**What is expected**:
Pick out each line containing the string "устойчивости" and copy it.

◇ ◇ ◇

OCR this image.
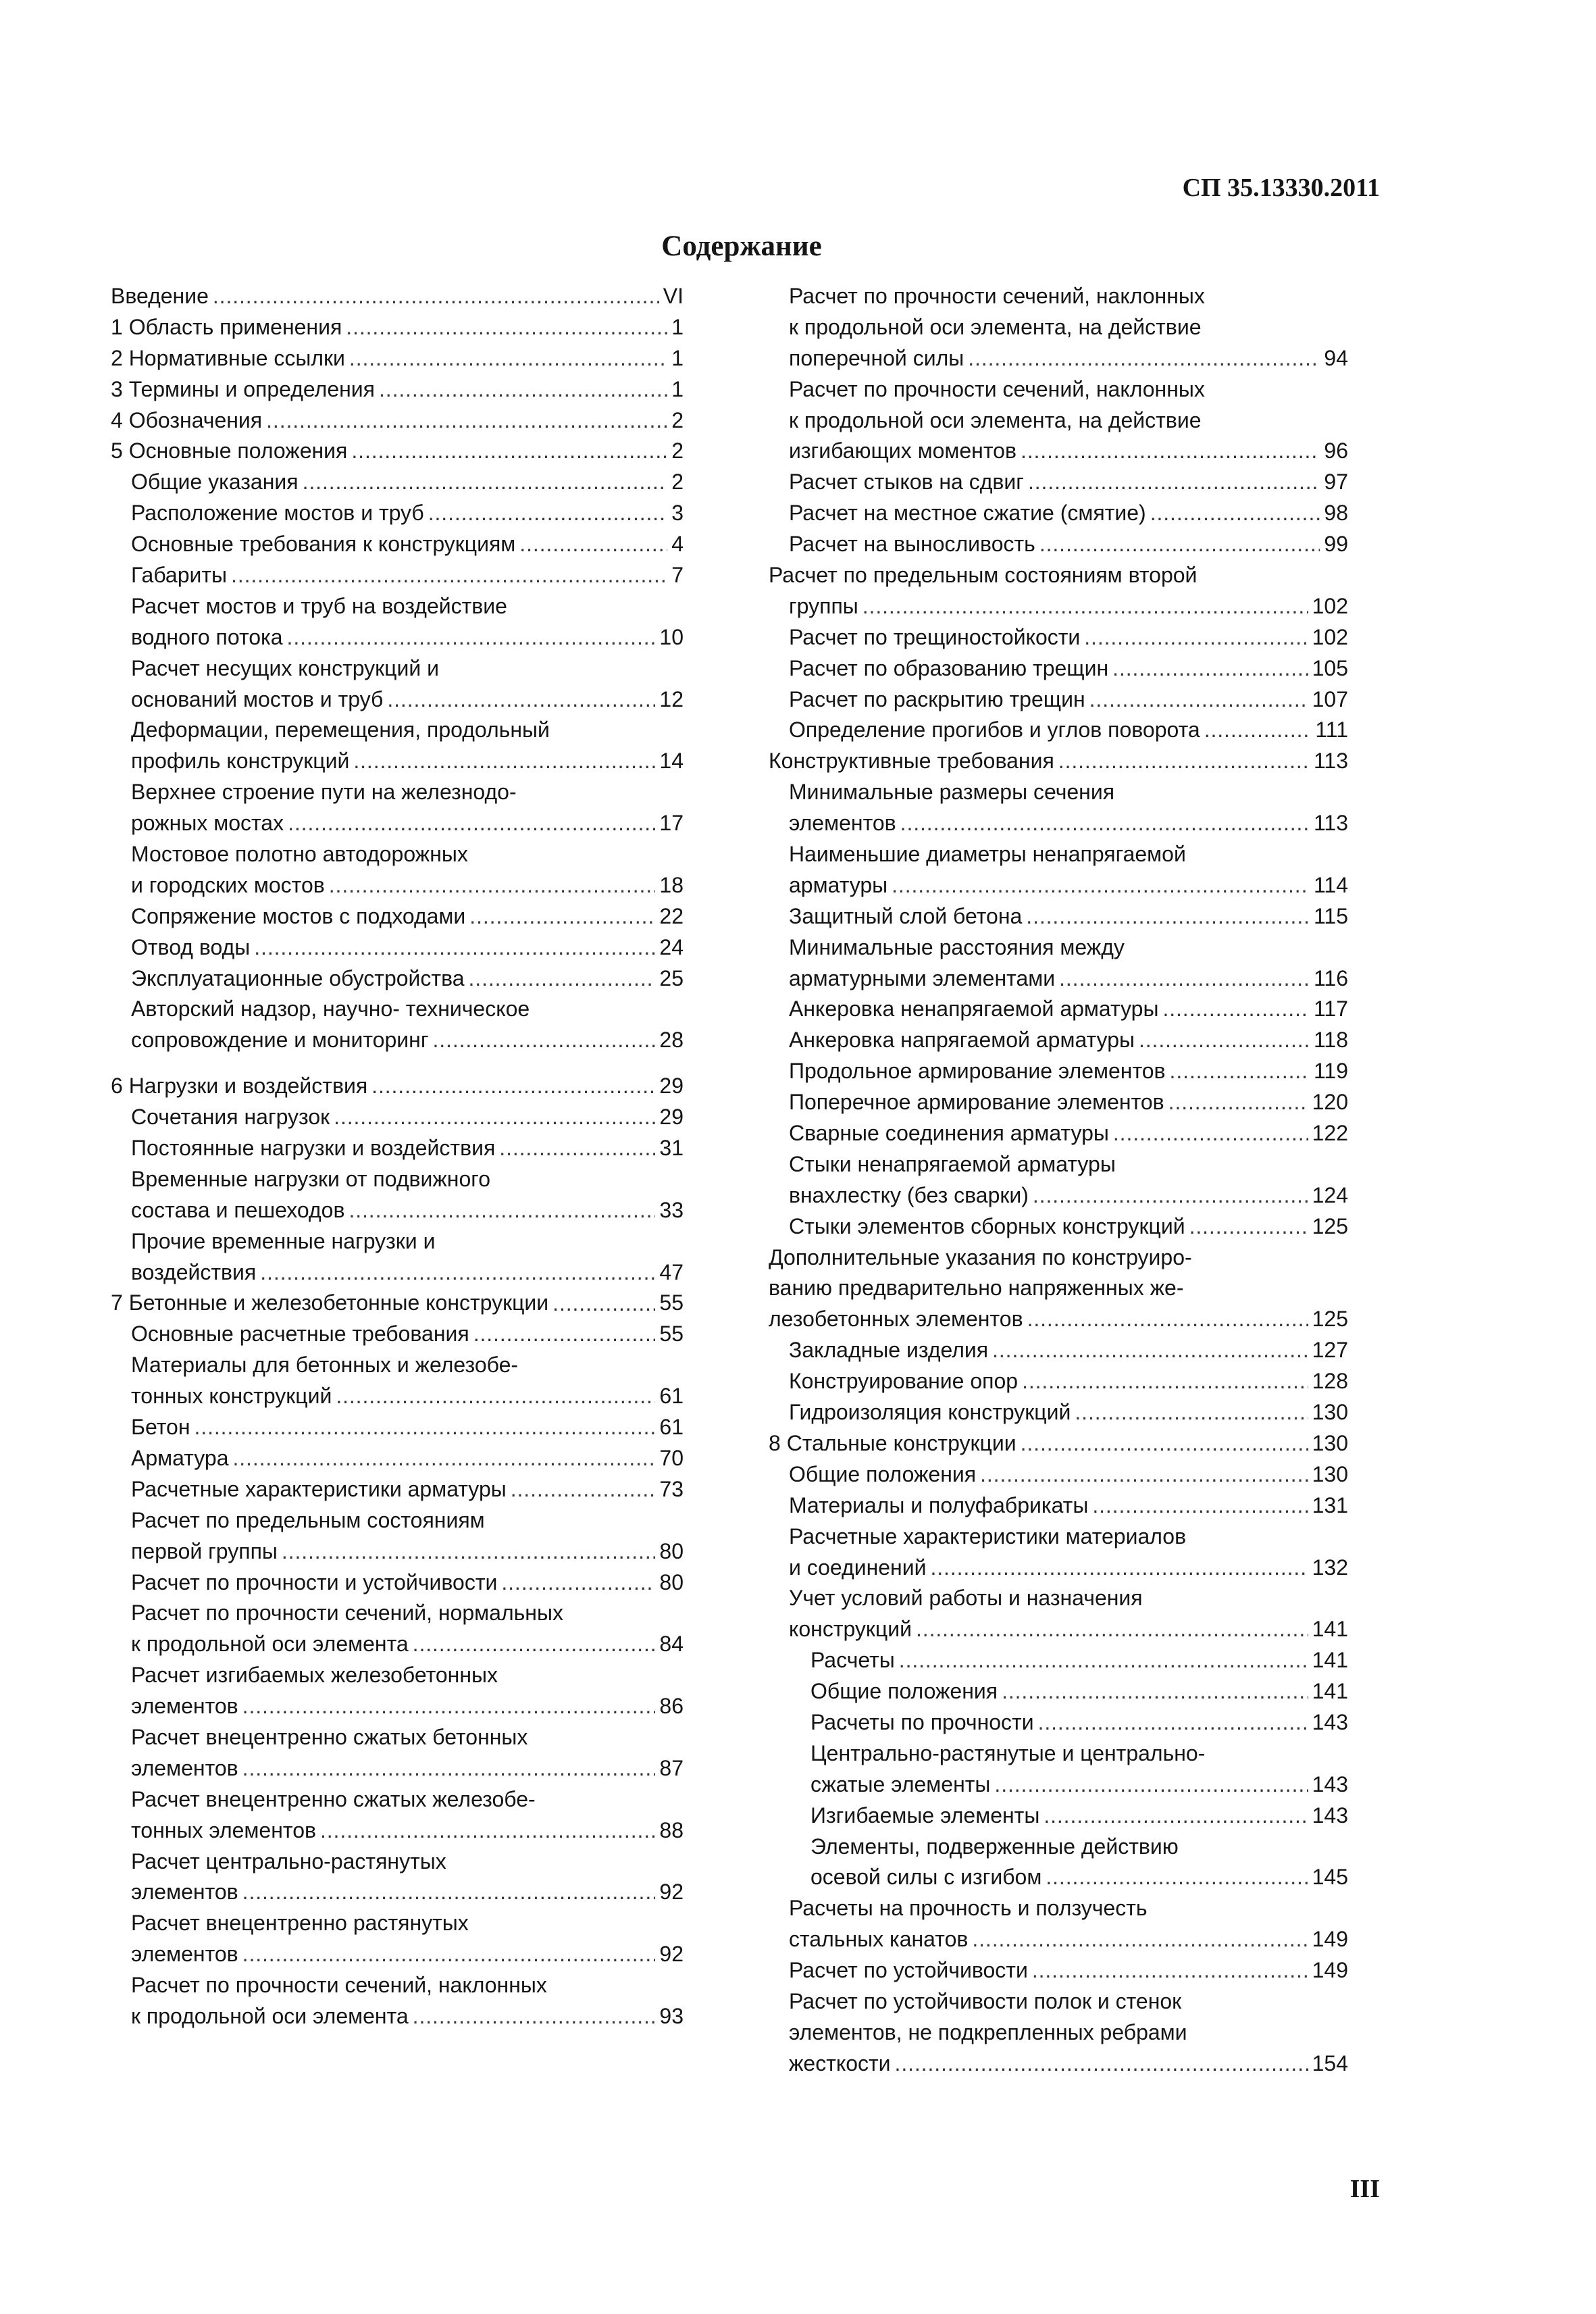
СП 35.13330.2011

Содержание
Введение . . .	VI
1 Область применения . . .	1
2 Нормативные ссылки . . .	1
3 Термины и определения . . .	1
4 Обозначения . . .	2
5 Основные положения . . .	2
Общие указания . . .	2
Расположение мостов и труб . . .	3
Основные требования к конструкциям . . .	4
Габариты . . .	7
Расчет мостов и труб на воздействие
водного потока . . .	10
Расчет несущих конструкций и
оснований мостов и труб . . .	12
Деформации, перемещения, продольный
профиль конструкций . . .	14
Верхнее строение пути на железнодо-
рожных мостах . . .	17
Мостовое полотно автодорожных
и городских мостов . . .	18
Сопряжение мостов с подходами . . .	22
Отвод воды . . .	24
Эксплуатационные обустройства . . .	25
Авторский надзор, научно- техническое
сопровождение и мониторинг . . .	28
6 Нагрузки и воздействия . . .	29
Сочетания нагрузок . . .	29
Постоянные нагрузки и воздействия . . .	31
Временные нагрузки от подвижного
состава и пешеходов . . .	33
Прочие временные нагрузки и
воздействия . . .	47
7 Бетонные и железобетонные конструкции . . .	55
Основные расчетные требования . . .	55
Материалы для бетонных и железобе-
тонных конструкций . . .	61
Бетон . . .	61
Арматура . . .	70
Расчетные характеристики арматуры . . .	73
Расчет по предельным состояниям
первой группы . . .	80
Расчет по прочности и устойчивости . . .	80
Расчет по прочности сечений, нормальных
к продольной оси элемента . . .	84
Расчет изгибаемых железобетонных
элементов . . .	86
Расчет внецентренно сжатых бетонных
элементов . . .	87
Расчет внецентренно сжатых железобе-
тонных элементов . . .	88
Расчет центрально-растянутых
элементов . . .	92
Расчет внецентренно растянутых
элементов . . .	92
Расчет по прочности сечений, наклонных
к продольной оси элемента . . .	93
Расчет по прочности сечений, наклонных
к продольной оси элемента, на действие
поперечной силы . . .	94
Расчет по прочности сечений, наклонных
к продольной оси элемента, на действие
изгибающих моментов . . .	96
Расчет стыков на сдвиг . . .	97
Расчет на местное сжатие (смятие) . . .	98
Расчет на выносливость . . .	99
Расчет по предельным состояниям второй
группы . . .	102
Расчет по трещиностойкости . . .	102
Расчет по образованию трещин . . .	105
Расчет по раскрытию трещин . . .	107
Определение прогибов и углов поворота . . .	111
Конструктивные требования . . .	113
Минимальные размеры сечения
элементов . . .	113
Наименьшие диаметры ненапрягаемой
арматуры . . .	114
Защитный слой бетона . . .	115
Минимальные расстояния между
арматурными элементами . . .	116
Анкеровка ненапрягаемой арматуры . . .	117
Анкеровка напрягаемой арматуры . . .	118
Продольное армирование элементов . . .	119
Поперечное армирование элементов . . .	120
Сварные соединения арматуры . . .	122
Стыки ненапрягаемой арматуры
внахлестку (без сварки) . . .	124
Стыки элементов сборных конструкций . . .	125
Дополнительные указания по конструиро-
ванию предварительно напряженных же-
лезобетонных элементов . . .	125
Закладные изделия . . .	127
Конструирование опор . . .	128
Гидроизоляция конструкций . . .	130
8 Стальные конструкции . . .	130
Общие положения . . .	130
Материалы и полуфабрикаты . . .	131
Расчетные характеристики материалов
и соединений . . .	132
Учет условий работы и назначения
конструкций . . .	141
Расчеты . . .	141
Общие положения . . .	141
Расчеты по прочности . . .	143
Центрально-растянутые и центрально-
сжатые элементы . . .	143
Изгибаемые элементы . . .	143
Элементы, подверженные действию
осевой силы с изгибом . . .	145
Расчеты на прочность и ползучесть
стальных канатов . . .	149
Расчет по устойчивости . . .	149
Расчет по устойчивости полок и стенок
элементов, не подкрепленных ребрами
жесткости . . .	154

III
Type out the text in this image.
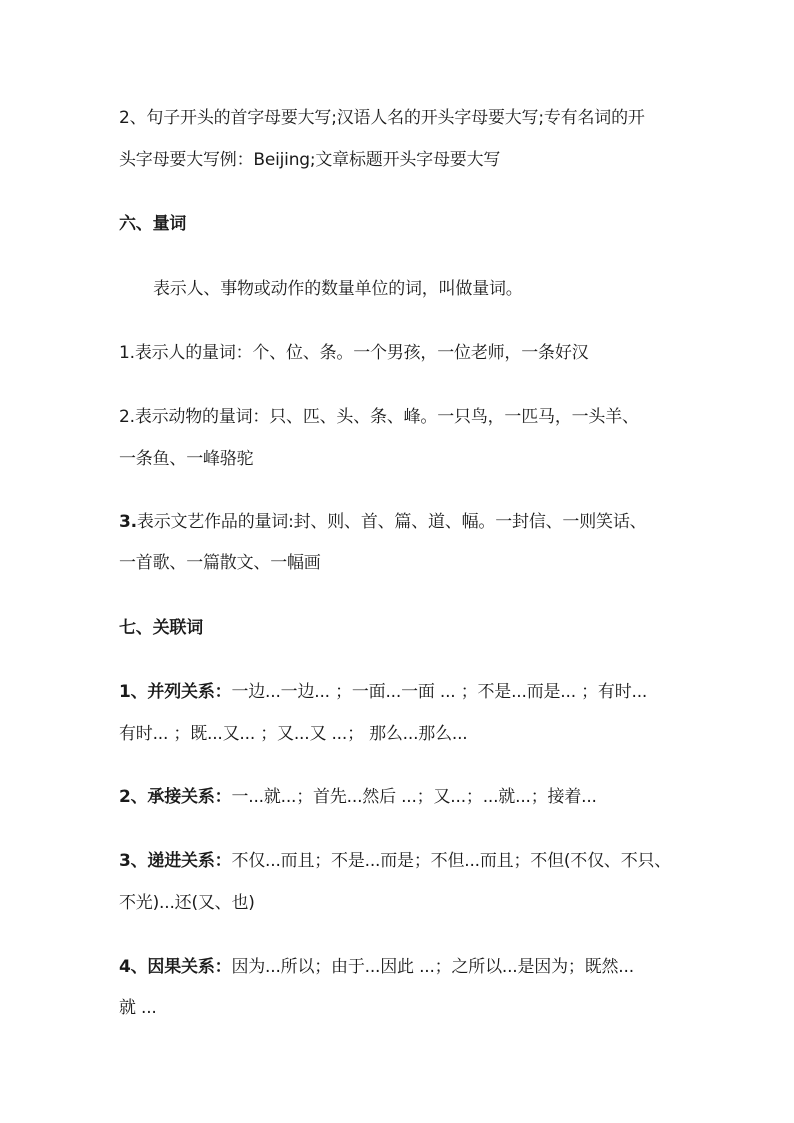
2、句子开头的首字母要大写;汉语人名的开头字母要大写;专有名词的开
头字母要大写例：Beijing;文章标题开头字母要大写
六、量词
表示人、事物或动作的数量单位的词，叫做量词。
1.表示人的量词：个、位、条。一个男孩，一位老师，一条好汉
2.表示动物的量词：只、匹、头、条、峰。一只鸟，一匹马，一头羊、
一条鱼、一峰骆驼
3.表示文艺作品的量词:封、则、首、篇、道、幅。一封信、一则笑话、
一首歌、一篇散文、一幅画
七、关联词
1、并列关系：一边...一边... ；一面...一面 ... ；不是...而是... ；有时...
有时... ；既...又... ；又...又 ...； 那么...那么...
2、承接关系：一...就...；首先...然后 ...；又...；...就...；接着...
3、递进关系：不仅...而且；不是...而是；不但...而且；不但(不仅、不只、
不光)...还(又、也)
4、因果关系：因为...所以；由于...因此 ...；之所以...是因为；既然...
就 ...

◇ ◇ ◇

**Solution for this task**:
Расчет по прочности и устойчивости . . .	80
Расчет по устойчивости . . .	149
Расчет по устойчивости полок и стенок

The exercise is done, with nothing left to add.